━━ DATA EXCERPTS

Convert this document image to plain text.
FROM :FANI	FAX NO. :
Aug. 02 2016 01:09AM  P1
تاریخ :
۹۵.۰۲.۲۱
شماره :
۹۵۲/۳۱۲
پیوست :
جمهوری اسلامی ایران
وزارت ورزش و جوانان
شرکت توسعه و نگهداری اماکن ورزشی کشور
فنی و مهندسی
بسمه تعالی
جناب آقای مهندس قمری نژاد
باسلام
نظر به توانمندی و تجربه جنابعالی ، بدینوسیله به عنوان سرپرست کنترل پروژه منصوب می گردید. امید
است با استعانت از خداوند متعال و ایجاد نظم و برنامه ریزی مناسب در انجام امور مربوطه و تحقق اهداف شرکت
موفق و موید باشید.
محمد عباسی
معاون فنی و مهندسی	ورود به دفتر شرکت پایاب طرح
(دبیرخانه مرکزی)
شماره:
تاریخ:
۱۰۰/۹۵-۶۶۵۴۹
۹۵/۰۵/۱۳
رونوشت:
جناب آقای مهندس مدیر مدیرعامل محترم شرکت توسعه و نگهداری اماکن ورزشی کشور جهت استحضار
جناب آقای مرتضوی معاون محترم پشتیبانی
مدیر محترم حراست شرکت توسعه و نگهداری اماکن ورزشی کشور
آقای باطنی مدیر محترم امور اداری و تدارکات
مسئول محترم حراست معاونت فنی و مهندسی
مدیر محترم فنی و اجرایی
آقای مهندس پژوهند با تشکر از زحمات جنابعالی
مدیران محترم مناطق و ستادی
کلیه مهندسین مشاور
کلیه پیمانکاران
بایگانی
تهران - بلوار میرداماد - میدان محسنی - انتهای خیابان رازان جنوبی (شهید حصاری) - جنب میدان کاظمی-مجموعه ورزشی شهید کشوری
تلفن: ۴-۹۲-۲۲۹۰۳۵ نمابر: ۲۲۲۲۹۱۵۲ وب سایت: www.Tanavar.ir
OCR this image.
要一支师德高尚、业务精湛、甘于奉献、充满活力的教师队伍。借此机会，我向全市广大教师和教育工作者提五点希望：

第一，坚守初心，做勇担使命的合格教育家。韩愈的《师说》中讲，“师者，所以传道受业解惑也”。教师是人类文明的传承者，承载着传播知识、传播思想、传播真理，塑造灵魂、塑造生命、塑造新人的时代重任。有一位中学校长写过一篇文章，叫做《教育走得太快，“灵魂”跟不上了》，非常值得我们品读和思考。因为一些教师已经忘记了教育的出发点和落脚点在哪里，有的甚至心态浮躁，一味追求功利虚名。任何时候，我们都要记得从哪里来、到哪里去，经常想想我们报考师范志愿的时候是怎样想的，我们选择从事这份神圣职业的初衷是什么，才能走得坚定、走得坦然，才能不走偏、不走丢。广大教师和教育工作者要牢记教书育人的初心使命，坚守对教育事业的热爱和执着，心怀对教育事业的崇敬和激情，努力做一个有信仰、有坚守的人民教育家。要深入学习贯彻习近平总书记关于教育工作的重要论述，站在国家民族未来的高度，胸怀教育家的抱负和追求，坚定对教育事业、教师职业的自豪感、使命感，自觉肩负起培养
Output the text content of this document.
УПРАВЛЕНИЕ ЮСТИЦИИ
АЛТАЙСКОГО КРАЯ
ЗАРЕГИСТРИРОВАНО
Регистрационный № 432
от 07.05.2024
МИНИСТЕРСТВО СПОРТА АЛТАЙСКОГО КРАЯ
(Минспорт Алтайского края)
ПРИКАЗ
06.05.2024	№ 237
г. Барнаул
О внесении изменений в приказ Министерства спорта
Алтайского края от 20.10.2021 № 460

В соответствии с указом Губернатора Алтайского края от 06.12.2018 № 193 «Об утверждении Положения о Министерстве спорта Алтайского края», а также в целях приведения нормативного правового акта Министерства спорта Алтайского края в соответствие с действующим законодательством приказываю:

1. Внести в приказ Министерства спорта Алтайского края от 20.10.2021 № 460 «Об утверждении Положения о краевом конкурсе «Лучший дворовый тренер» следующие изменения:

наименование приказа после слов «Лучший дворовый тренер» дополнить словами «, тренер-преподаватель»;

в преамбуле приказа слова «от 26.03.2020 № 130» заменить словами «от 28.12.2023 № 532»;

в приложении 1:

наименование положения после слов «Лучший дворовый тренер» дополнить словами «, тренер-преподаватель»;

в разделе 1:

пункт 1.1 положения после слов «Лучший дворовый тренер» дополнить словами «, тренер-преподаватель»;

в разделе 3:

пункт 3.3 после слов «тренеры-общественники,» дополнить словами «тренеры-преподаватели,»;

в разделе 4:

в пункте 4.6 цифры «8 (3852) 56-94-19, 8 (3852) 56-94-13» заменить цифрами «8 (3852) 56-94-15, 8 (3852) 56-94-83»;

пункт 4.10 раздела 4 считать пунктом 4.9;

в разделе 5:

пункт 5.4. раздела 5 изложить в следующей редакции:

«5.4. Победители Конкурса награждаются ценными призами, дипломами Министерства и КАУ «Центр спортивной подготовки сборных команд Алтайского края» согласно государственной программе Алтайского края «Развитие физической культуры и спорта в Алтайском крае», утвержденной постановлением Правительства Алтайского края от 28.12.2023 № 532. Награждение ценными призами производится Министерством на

━━━━

▸ YOUR INSTRUCTIONS: Output all of the data above without any alteration.

▸ TASK ANSWER:
Convert this document image to plain text.
FROM :FANI	FAX NO. :
Aug. 02 2016 01:09AM  P1
تاریخ :
۹۵.۰۲.۲۱
شماره :
۹۵۲/۳۱۲
پیوست :
جمهوری اسلامی ایران
وزارت ورزش و جوانان
شرکت توسعه و نگهداری اماکن ورزشی کشور
فنی و مهندسی
بسمه تعالی
جناب آقای مهندس قمری نژاد
باسلام
نظر به توانمندی و تجربه جنابعالی ، بدینوسیله به عنوان سرپرست کنترل پروژه منصوب می گردید. امید
است با استعانت از خداوند متعال و ایجاد نظم و برنامه ریزی مناسب در انجام امور مربوطه و تحقق اهداف شرکت
موفق و موید باشید.
محمد عباسی
معاون فنی و مهندسی	ورود به دفتر شرکت پایاب طرح
(دبیرخانه مرکزی)
شماره:
تاریخ:
۱۰۰/۹۵-۶۶۵۴۹
۹۵/۰۵/۱۳
رونوشت:
جناب آقای مهندس مدیر مدیرعامل محترم شرکت توسعه و نگهداری اماکن ورزشی کشور جهت استحضار
جناب آقای مرتضوی معاون محترم پشتیبانی
مدیر محترم حراست شرکت توسعه و نگهداری اماکن ورزشی کشور
آقای باطنی مدیر محترم امور اداری و تدارکات
مسئول محترم حراست معاونت فنی و مهندسی
مدیر محترم فنی و اجرایی
آقای مهندس پژوهند با تشکر از زحمات جنابعالی
مدیران محترم مناطق و ستادی
کلیه مهندسین مشاور
کلیه پیمانکاران
بایگانی
تهران - بلوار میرداماد - میدان محسنی - انتهای خیابان رازان جنوبی (شهید حصاری) - جنب میدان کاظمی-مجموعه ورزشی شهید کشوری
تلفن: ۴-۹۲-۲۲۹۰۳۵ نمابر: ۲۲۲۲۹۱۵۲ وب سایت: www.Tanavar.ir
OCR this image.
要一支师德高尚、业务精湛、甘于奉献、充满活力的教师队伍。借此机会，我向全市广大教师和教育工作者提五点希望：

第一，坚守初心，做勇担使命的合格教育家。韩愈的《师说》中讲，“师者，所以传道受业解惑也”。教师是人类文明的传承者，承载着传播知识、传播思想、传播真理，塑造灵魂、塑造生命、塑造新人的时代重任。有一位中学校长写过一篇文章，叫做《教育走得太快，“灵魂”跟不上了》，非常值得我们品读和思考。因为一些教师已经忘记了教育的出发点和落脚点在哪里，有的甚至心态浮躁，一味追求功利虚名。任何时候，我们都要记得从哪里来、到哪里去，经常想想我们报考师范志愿的时候是怎样想的，我们选择从事这份神圣职业的初衷是什么，才能走得坚定、走得坦然，才能不走偏、不走丢。广大教师和教育工作者要牢记教书育人的初心使命，坚守对教育事业的热爱和执着，心怀对教育事业的崇敬和激情，努力做一个有信仰、有坚守的人民教育家。要深入学习贯彻习近平总书记关于教育工作的重要论述，站在国家民族未来的高度，胸怀教育家的抱负和追求，坚定对教育事业、教师职业的自豪感、使命感，自觉肩负起培养
Output the text content of this document.
УПРАВЛЕНИЕ ЮСТИЦИИ
АЛТАЙСКОГО КРАЯ
ЗАРЕГИСТРИРОВАНО
Регистрационный № 432
от 07.05.2024
МИНИСТЕРСТВО СПОРТА АЛТАЙСКОГО КРАЯ
(Минспорт Алтайского края)
ПРИКАЗ
06.05.2024	№ 237
г. Барнаул
О внесении изменений в приказ Министерства спорта
Алтайского края от 20.10.2021 № 460

В соответствии с указом Губернатора Алтайского края от 06.12.2018 № 193 «Об утверждении Положения о Министерстве спорта Алтайского края», а также в целях приведения нормативного правового акта Министерства спорта Алтайского края в соответствие с действующим законодательством приказываю:

1. Внести в приказ Министерства спорта Алтайского края от 20.10.2021 № 460 «Об утверждении Положения о краевом конкурсе «Лучший дворовый тренер» следующие изменения:

наименование приказа после слов «Лучший дворовый тренер» дополнить словами «, тренер-преподаватель»;

в преамбуле приказа слова «от 26.03.2020 № 130» заменить словами «от 28.12.2023 № 532»;

в приложении 1:

наименование положения после слов «Лучший дворовый тренер» дополнить словами «, тренер-преподаватель»;

в разделе 1:

пункт 1.1 положения после слов «Лучший дворовый тренер» дополнить словами «, тренер-преподаватель»;

в разделе 3:

пункт 3.3 после слов «тренеры-общественники,» дополнить словами «тренеры-преподаватели,»;

в разделе 4:

в пункте 4.6 цифры «8 (3852) 56-94-19, 8 (3852) 56-94-13» заменить цифрами «8 (3852) 56-94-15, 8 (3852) 56-94-83»;

пункт 4.10 раздела 4 считать пунктом 4.9;

в разделе 5:

пункт 5.4. раздела 5 изложить в следующей редакции:

«5.4. Победители Конкурса награждаются ценными призами, дипломами Министерства и КАУ «Центр спортивной подготовки сборных команд Алтайского края» согласно государственной программе Алтайского края «Развитие физической культуры и спорта в Алтайском крае», утвержденной постановлением Правительства Алтайского края от 28.12.2023 № 532. Награждение ценными призами производится Министерством на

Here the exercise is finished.